===== Input material

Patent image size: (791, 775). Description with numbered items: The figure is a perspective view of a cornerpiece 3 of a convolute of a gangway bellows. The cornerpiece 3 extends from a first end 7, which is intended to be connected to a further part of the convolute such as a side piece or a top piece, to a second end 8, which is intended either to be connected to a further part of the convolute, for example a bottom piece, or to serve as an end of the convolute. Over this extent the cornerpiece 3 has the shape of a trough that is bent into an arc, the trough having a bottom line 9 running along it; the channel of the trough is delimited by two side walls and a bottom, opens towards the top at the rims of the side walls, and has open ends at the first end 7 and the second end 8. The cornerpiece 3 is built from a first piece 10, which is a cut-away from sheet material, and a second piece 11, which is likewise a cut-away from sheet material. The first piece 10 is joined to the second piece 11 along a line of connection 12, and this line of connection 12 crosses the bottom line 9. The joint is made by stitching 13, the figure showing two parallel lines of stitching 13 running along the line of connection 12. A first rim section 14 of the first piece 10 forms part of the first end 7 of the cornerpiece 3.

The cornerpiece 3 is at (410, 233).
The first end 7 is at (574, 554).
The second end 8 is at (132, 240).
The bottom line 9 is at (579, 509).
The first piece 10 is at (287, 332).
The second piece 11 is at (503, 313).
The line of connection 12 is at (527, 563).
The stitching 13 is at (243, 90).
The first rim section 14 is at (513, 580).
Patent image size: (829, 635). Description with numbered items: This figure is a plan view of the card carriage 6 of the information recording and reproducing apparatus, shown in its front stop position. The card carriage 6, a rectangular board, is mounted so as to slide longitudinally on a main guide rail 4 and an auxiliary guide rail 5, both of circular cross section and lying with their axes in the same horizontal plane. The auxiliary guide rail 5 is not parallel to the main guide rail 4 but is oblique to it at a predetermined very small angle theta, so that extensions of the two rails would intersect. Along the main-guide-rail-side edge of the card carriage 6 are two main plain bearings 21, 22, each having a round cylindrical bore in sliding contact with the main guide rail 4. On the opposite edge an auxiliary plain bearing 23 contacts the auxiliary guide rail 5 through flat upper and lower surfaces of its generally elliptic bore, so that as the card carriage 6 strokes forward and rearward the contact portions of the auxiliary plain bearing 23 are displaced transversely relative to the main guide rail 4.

==========

*Exercise objective:*
Repeat every one of the items above word for word, without leaving any out.

*Complete answer:*
Patent image size: (791, 775). Description with numbered items: The figure is a perspective view of a cornerpiece 3 of a convolute of a gangway bellows. The cornerpiece 3 extends from a first end 7, which is intended to be connected to a further part of the convolute such as a side piece or a top piece, to a second end 8, which is intended either to be connected to a further part of the convolute, for example a bottom piece, or to serve as an end of the convolute. Over this extent the cornerpiece 3 has the shape of a trough that is bent into an arc, the trough having a bottom line 9 running along it; the channel of the trough is delimited by two side walls and a bottom, opens towards the top at the rims of the side walls, and has open ends at the first end 7 and the second end 8. The cornerpiece 3 is built from a first piece 10, which is a cut-away from sheet material, and a second piece 11, which is likewise a cut-away from sheet material. The first piece 10 is joined to the second piece 11 along a line of connection 12, and this line of connection 12 crosses the bottom line 9. The joint is made by stitching 13, the figure showing two parallel lines of stitching 13 running along the line of connection 12. A first rim section 14 of the first piece 10 forms part of the first end 7 of the cornerpiece 3.

The cornerpiece 3 is at (410, 233).
The first end 7 is at (574, 554).
The second end 8 is at (132, 240).
The bottom line 9 is at (579, 509).
The first piece 10 is at (287, 332).
The second piece 11 is at (503, 313).
The line of connection 12 is at (527, 563).
The stitching 13 is at (243, 90).
The first rim section 14 is at (513, 580).
Patent image size: (829, 635). Description with numbered items: This figure is a plan view of the card carriage 6 of the information recording and reproducing apparatus, shown in its front stop position. The card carriage 6, a rectangular board, is mounted so as to slide longitudinally on a main guide rail 4 and an auxiliary guide rail 5, both of circular cross section and lying with their axes in the same horizontal plane. The auxiliary guide rail 5 is not parallel to the main guide rail 4 but is oblique to it at a predetermined very small angle theta, so that extensions of the two rails would intersect. Along the main-guide-rail-side edge of the card carriage 6 are two main plain bearings 21, 22, each having a round cylindrical bore in sliding contact with the main guide rail 4. On the opposite edge an auxiliary plain bearing 23 contacts the auxiliary guide rail 5 through flat upper and lower surfaces of its generally elliptic bore, so that as the card carriage 6 strokes forward and rearward the contact portions of the auxiliary plain bearing 23 are displaced transversely relative to the main guide rail 4.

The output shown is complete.